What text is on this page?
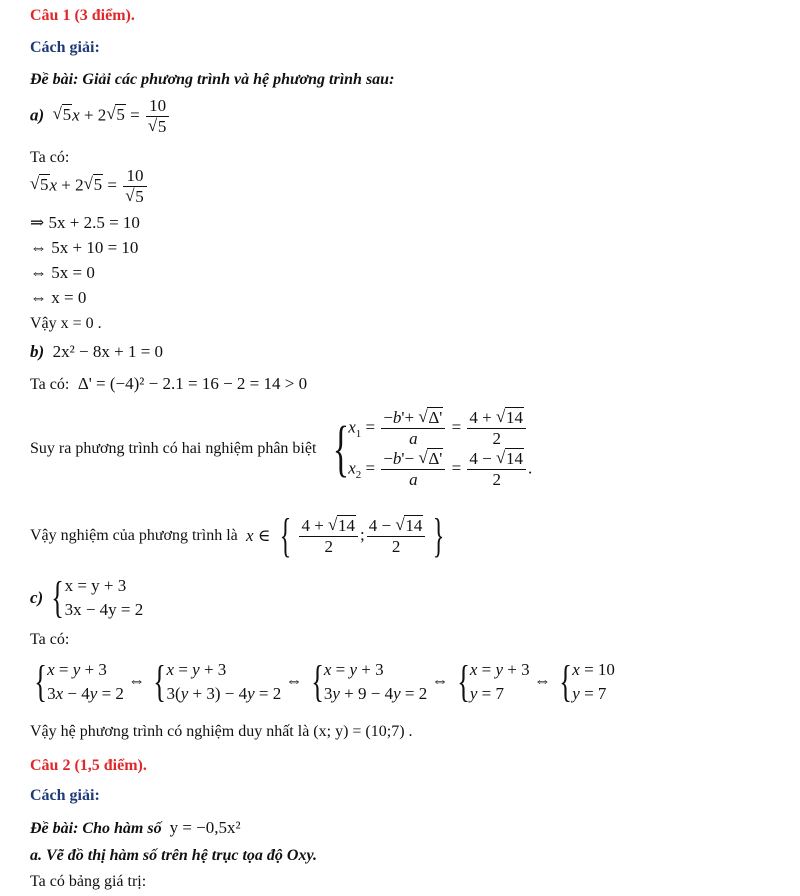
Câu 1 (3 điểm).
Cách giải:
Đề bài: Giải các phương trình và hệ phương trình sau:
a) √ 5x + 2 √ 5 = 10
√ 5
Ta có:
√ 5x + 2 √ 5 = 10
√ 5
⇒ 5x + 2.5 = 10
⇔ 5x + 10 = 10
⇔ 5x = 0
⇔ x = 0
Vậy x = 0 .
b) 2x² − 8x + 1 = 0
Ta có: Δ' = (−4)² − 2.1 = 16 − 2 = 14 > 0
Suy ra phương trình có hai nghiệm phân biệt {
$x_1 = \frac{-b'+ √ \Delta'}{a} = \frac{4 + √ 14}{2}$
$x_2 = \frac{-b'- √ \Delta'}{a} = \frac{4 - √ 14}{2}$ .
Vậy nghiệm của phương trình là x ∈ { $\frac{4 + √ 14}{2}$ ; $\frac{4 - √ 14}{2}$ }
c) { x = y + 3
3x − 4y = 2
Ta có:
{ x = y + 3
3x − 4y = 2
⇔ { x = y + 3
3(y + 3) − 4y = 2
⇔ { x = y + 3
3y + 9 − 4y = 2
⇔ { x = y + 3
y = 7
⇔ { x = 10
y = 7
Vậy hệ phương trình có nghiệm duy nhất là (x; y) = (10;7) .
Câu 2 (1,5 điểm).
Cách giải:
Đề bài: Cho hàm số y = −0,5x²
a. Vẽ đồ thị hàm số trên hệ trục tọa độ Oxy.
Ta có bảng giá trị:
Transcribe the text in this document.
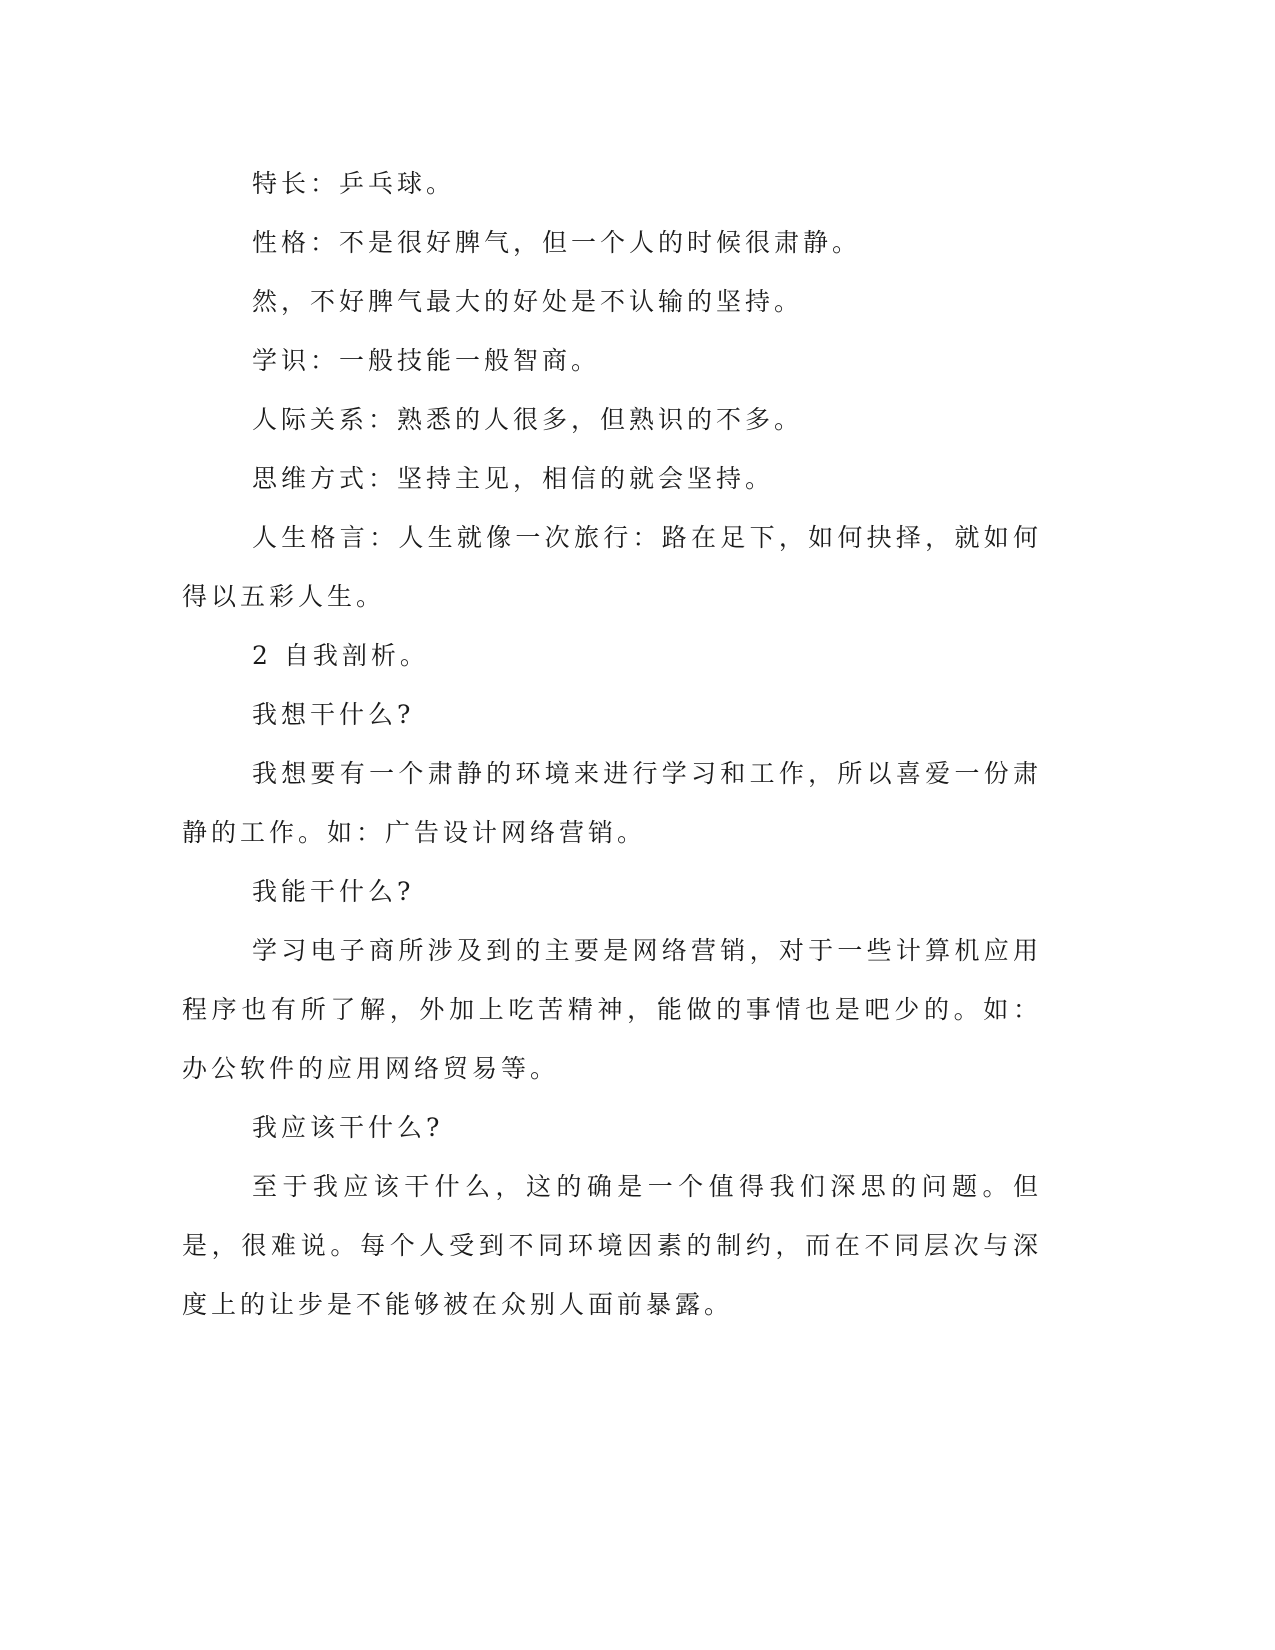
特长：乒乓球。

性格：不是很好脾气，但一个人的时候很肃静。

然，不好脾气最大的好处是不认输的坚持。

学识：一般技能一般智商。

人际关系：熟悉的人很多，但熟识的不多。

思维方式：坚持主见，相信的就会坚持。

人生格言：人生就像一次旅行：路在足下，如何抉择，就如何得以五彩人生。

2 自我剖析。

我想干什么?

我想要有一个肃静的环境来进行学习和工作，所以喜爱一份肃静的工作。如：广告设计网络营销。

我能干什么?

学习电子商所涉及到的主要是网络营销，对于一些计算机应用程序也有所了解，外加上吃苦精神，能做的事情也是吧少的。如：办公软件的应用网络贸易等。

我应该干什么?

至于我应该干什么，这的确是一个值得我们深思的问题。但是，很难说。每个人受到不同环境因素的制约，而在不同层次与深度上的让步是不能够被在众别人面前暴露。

::::::::::

Drop the pictures and reproduce the rest of the entries above exactly.

▶ [Task output]
What text is on this page?
Câu 1 (3 điểm).
Cách giải:
Đề bài: Giải các phương trình và hệ phương trình sau:
a) √ 5x + 2 √ 5 = 10
√ 5
Ta có:
√ 5x + 2 √ 5 = 10
√ 5
⇒ 5x + 2.5 = 10
⇔ 5x + 10 = 10
⇔ 5x = 0
⇔ x = 0
Vậy x = 0 .
b) 2x² − 8x + 1 = 0
Ta có: Δ' = (−4)² − 2.1 = 16 − 2 = 14 > 0
Suy ra phương trình có hai nghiệm phân biệt {
$x_1 = \frac{-b'+ √ \Delta'}{a} = \frac{4 + √ 14}{2}$
$x_2 = \frac{-b'- √ \Delta'}{a} = \frac{4 - √ 14}{2}$ .
Vậy nghiệm của phương trình là x ∈ { $\frac{4 + √ 14}{2}$ ; $\frac{4 - √ 14}{2}$ }
c) { x = y + 3
3x − 4y = 2
Ta có:
{ x = y + 3
3x − 4y = 2
⇔ { x = y + 3
3(y + 3) − 4y = 2
⇔ { x = y + 3
3y + 9 − 4y = 2
⇔ { x = y + 3
y = 7
⇔ { x = 10
y = 7
Vậy hệ phương trình có nghiệm duy nhất là (x; y) = (10;7) .
Câu 2 (1,5 điểm).
Cách giải:
Đề bài: Cho hàm số y = −0,5x²
a. Vẽ đồ thị hàm số trên hệ trục tọa độ Oxy.
Ta có bảng giá trị:
Transcribe the text in this document.
特长：乒乓球。

性格：不是很好脾气，但一个人的时候很肃静。

然，不好脾气最大的好处是不认输的坚持。

学识：一般技能一般智商。

人际关系：熟悉的人很多，但熟识的不多。

思维方式：坚持主见，相信的就会坚持。

人生格言：人生就像一次旅行：路在足下，如何抉择，就如何得以五彩人生。

2 自我剖析。

我想干什么?

我想要有一个肃静的环境来进行学习和工作，所以喜爱一份肃静的工作。如：广告设计网络营销。

我能干什么?

学习电子商所涉及到的主要是网络营销，对于一些计算机应用程序也有所了解，外加上吃苦精神，能做的事情也是吧少的。如：办公软件的应用网络贸易等。

我应该干什么?

至于我应该干什么，这的确是一个值得我们深思的问题。但是，很难说。每个人受到不同环境因素的制约，而在不同层次与深度上的让步是不能够被在众别人面前暴露。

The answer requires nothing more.